(Data extracted from a collection)
========

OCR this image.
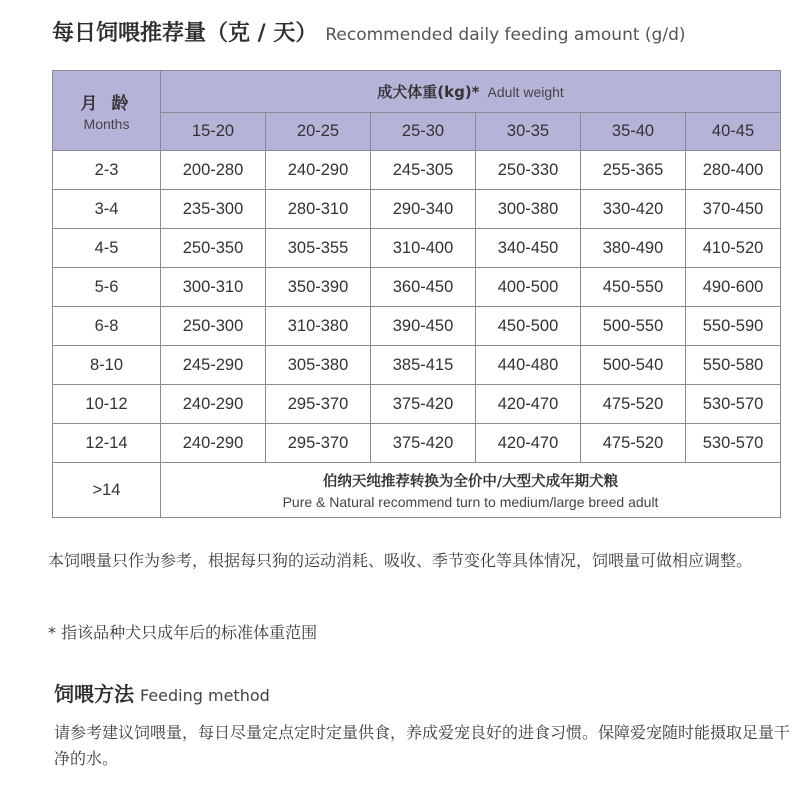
每日饲喂推荐量（克 / 天） Recommended daily feeding amount (g/d)
月 龄
Months	成犬体重(kg)* Adult weight					
	15-20	20-25	25-30	30-35	35-40	40-45
2-3	200-280	240-290	245-305	250-330	255-365	280-400
3-4	235-300	280-310	290-340	300-380	330-420	370-450
4-5	250-350	305-355	310-400	340-450	380-490	410-520
5-6	300-310	350-390	360-450	400-500	450-550	490-600
6-8	250-300	310-380	390-450	450-500	500-550	550-590
8-10	245-290	305-380	385-415	440-480	500-540	550-580
10-12	240-290	295-370	375-420	420-470	475-520	530-570
12-14	240-290	295-370	375-420	420-470	475-520	530-570
>14	伯纳天纯推荐转换为全价中/大型犬成年期犬粮
Pure & Natural recommend turn to medium/large breed adult					
本饲喂量只作为参考，根据每只狗的运动消耗、吸收、季节变化等具体情况，饲喂量可做相应调整。
* 指该品种犬只成年后的标准体重范围
饲喂方法 Feeding method
请参考建议饲喂量，每日尽量定点定时定量供食，养成爱宠良好的进食习惯。保障爱宠随时能摄取足量干净的水。
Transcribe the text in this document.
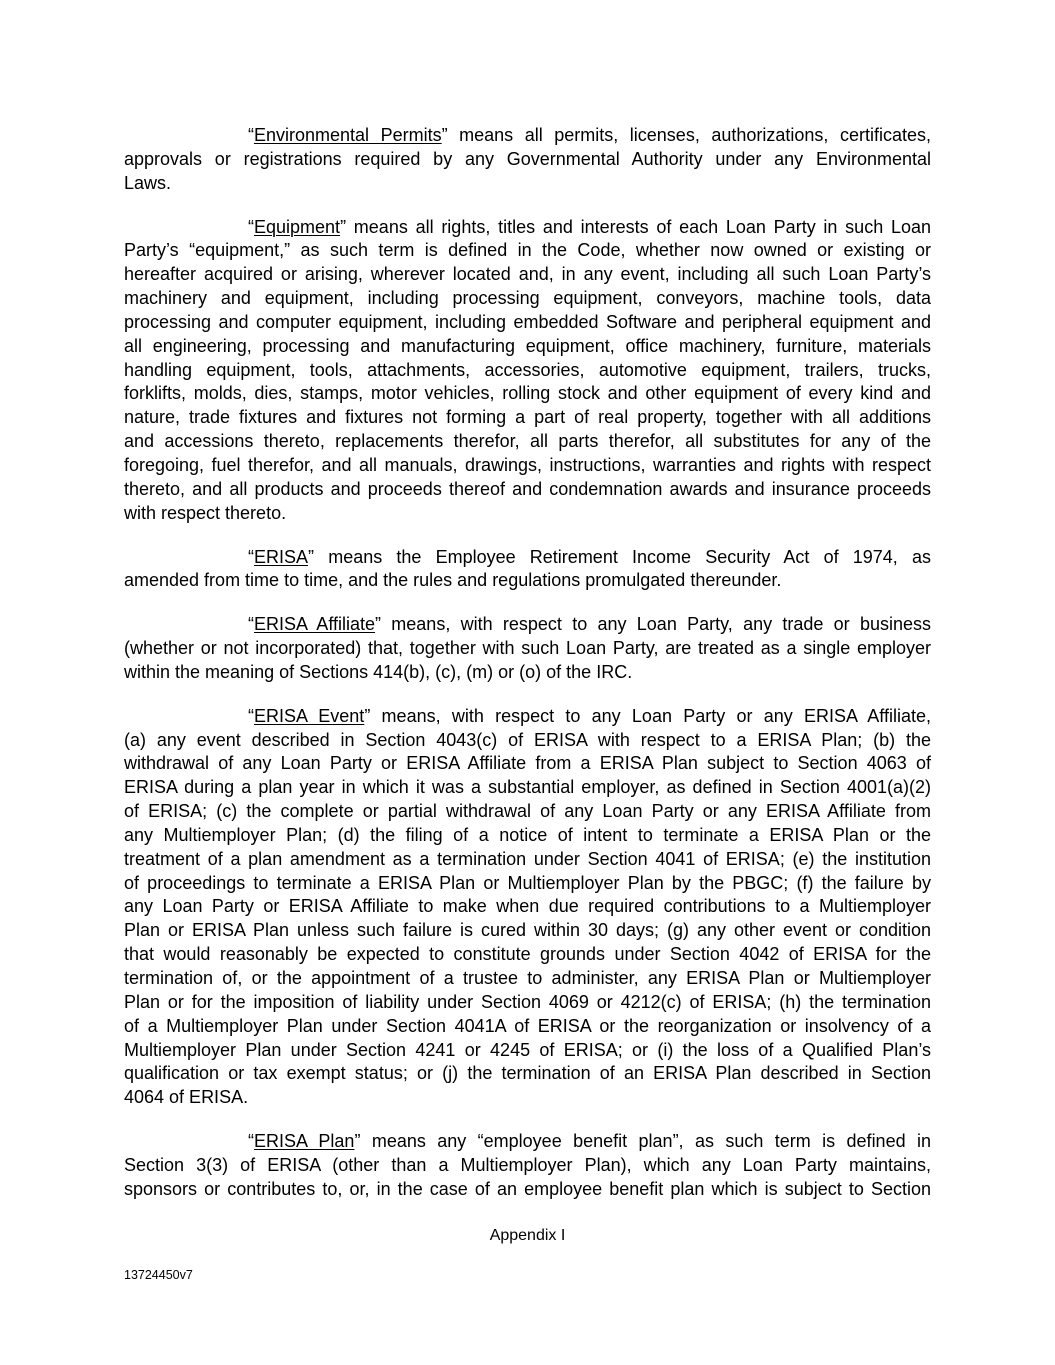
“Environmental Permits” means all permits, licenses, authorizations, certificates,
approvals or registrations required by any Governmental Authority under any Environmental
Laws.
“Equipment” means all rights, titles and interests of each Loan Party in such Loan
Party’s “equipment,” as such term is defined in the Code, whether now owned or existing or
hereafter acquired or arising, wherever located and, in any event, including all such Loan Party’s
machinery and equipment, including processing equipment, conveyors, machine tools, data
processing and computer equipment, including embedded Software and peripheral equipment and
all engineering, processing and manufacturing equipment, office machinery, furniture, materials
handling equipment, tools, attachments, accessories, automotive equipment, trailers, trucks,
forklifts, molds, dies, stamps, motor vehicles, rolling stock and other equipment of every kind and
nature, trade fixtures and fixtures not forming a part of real property, together with all additions
and accessions thereto, replacements therefor, all parts therefor, all substitutes for any of the
foregoing, fuel therefor, and all manuals, drawings, instructions, warranties and rights with respect
thereto, and all products and proceeds thereof and condemnation awards and insurance proceeds
with respect thereto.
“ERISA” means the Employee Retirement Income Security Act of 1974, as
amended from time to time, and the rules and regulations promulgated thereunder.
“ERISA Affiliate” means, with respect to any Loan Party, any trade or business
(whether or not incorporated) that, together with such Loan Party, are treated as a single employer
within the meaning of Sections 414(b), (c), (m) or (o) of the IRC.
“ERISA Event” means, with respect to any Loan Party or any ERISA Affiliate,
(a) any event described in Section 4043(c) of ERISA with respect to a ERISA Plan; (b) the
withdrawal of any Loan Party or ERISA Affiliate from a ERISA Plan subject to Section 4063 of
ERISA during a plan year in which it was a substantial employer, as defined in Section 4001(a)(2)
of ERISA; (c) the complete or partial withdrawal of any Loan Party or any ERISA Affiliate from
any Multiemployer Plan; (d) the filing of a notice of intent to terminate a ERISA Plan or the
treatment of a plan amendment as a termination under Section 4041 of ERISA; (e) the institution
of proceedings to terminate a ERISA Plan or Multiemployer Plan by the PBGC; (f) the failure by
any Loan Party or ERISA Affiliate to make when due required contributions to a Multiemployer
Plan or ERISA Plan unless such failure is cured within 30 days; (g) any other event or condition
that would reasonably be expected to constitute grounds under Section 4042 of ERISA for the
termination of, or the appointment of a trustee to administer, any ERISA Plan or Multiemployer
Plan or for the imposition of liability under Section 4069 or 4212(c) of ERISA; (h) the termination
of a Multiemployer Plan under Section 4041A of ERISA or the reorganization or insolvency of a
Multiemployer Plan under Section 4241 or 4245 of ERISA; or (i) the loss of a Qualified Plan’s
qualification or tax exempt status; or (j) the termination of an ERISA Plan described in Section
4064 of ERISA.
“ERISA Plan” means any “employee benefit plan”, as such term is defined in
Section 3(3) of ERISA (other than a Multiemployer Plan), which any Loan Party maintains,
sponsors or contributes to, or, in the case of an employee benefit plan which is subject to Section
Appendix I
13724450v7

========

## WRITTEN PROBLEM
Report back each line of the entries that holds the string "defined".

## WRITTEN REPLY
Party’s “equipment,” as such term is defined in the Code, whether now owned or existing or
ERISA during a plan year in which it was a substantial employer, as defined in Section 4001(a)(2)
“ERISA Plan” means any “employee benefit plan”, as such term is defined in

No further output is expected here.